-- start of DATA LINES --
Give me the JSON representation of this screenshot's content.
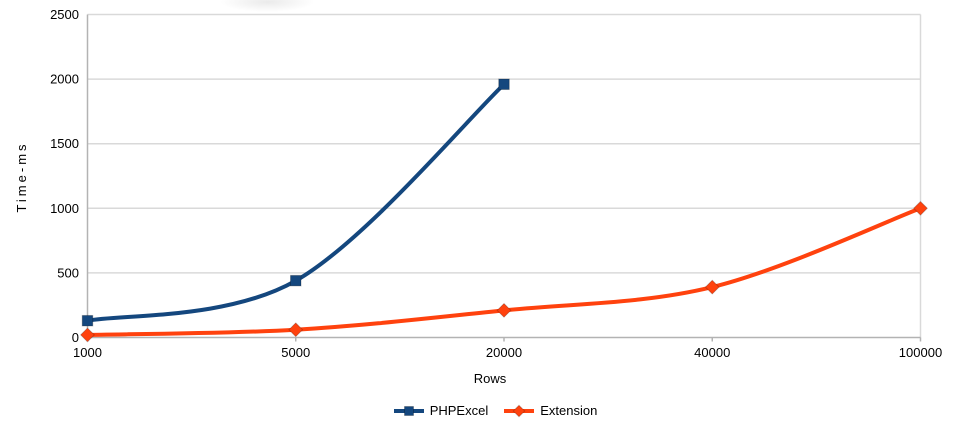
{
  "chart_data": {
    "type": "line",
    "title": "",
    "xlabel": "Rows",
    "ylabel": "Time-ms",
    "categories": [
      "1000",
      "5000",
      "20000",
      "40000",
      "100000"
    ],
    "yticks": [
      0,
      500,
      1000,
      1500,
      2000,
      2500
    ],
    "ylim": [
      0,
      2500
    ],
    "grid": true,
    "line_smoothing": "spline",
    "legend_position": "bottom",
    "series": [
      {
        "name": "PHPExcel",
        "color": "#14477E",
        "marker": "square",
        "values": [
          130,
          440,
          1960,
          null,
          null
        ]
      },
      {
        "name": "Extension",
        "color": "#FF420E",
        "marker": "diamond",
        "values": [
          20,
          60,
          210,
          390,
          1000
        ]
      }
    ]
  },
  "styles": {
    "grid_color": "#d9d9d9",
    "axis_color": "#b3b3b3",
    "text_color": "#000000",
    "background": "#ffffff"
  }
}
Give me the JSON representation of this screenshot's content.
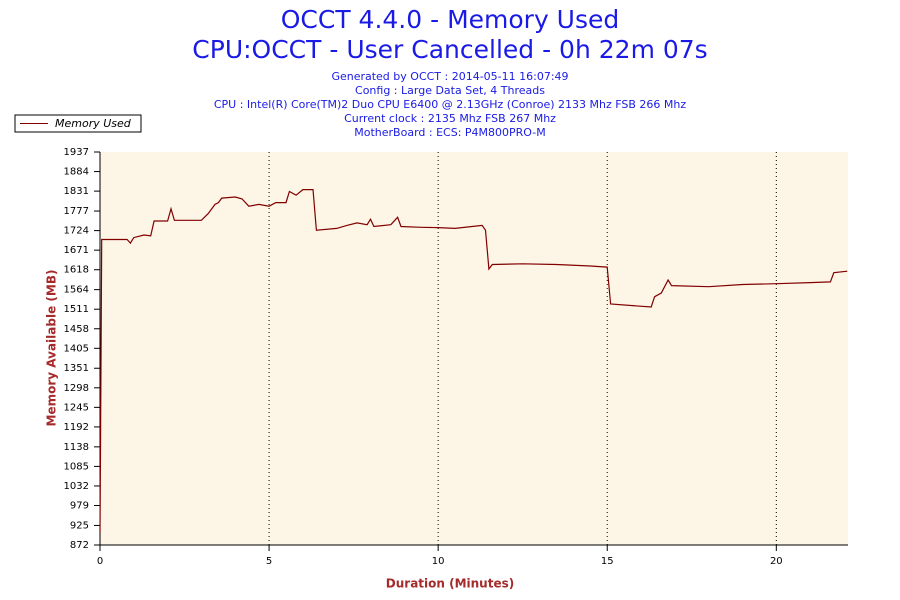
{
  "chart_data": {
    "type": "line",
    "title": [
      "OCCT 4.4.0 - Memory Used",
      "CPU:OCCT - User Cancelled - 0h 22m 07s"
    ],
    "subtitle": [
      "Generated by OCCT : 2014-05-11 16:07:49",
      "Config : Large Data Set, 4 Threads",
      "CPU : Intel(R) Core(TM)2 Duo CPU E6400 @ 2.13GHz (Conroe) 2133 Mhz FSB 266 Mhz",
      "Current clock : 2135 Mhz FSB 267 Mhz",
      "MotherBoard : ECS: P4M800PRO-M"
    ],
    "x_label": "Duration (Minutes)",
    "y_label": "Memory Available (MB)",
    "x": [
      0,
      0.05,
      0.8,
      0.9,
      1.0,
      1.3,
      1.5,
      1.6,
      2.0,
      2.1,
      2.2,
      3.0,
      3.2,
      3.4,
      3.5,
      3.6,
      4.0,
      4.2,
      4.4,
      4.7,
      5.0,
      5.2,
      5.5,
      5.6,
      5.8,
      6.0,
      6.3,
      6.4,
      7.0,
      7.3,
      7.6,
      7.9,
      8.0,
      8.1,
      8.6,
      8.8,
      8.9,
      9.5,
      10.0,
      10.5,
      11.0,
      11.3,
      11.4,
      11.5,
      11.6,
      12.5,
      13.5,
      14.5,
      15.0,
      15.1,
      16.3,
      16.4,
      16.6,
      16.8,
      16.9,
      18.0,
      19.0,
      20.0,
      21.0,
      21.6,
      21.7,
      22.1
    ],
    "series": [
      {
        "name": "Memory Used",
        "color": "#800000",
        "values": [
          905,
          1700,
          1700,
          1690,
          1705,
          1712,
          1710,
          1750,
          1750,
          1783,
          1752,
          1752,
          1770,
          1795,
          1800,
          1812,
          1815,
          1810,
          1790,
          1795,
          1790,
          1800,
          1800,
          1830,
          1820,
          1835,
          1835,
          1725,
          1730,
          1738,
          1745,
          1740,
          1755,
          1735,
          1740,
          1760,
          1735,
          1733,
          1732,
          1730,
          1735,
          1738,
          1725,
          1620,
          1632,
          1634,
          1632,
          1628,
          1625,
          1525,
          1517,
          1545,
          1555,
          1590,
          1575,
          1572,
          1578,
          1580,
          1583,
          1585,
          1610,
          1614
        ]
      }
    ],
    "xlim": [
      0,
      22.12
    ],
    "xticks": [
      0,
      5,
      10,
      15,
      20
    ],
    "xgrid": true,
    "ylim": [
      872,
      1937
    ],
    "yticks": [
      872,
      925,
      979,
      1032,
      1085,
      1138,
      1192,
      1245,
      1298,
      1351,
      1405,
      1458,
      1511,
      1564,
      1618,
      1671,
      1724,
      1777,
      1831,
      1884,
      1937
    ],
    "legend": "top-left",
    "plot_bg": "#fdf5e6"
  }
}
-- end of DATA LINES --
▸ **EXERCISE**: Each line holding "Used" must be found and copied.

▸ **THE COMPLETED TASK**:
      "OCCT 4.4.0 - Memory Used",
        "name": "Memory Used",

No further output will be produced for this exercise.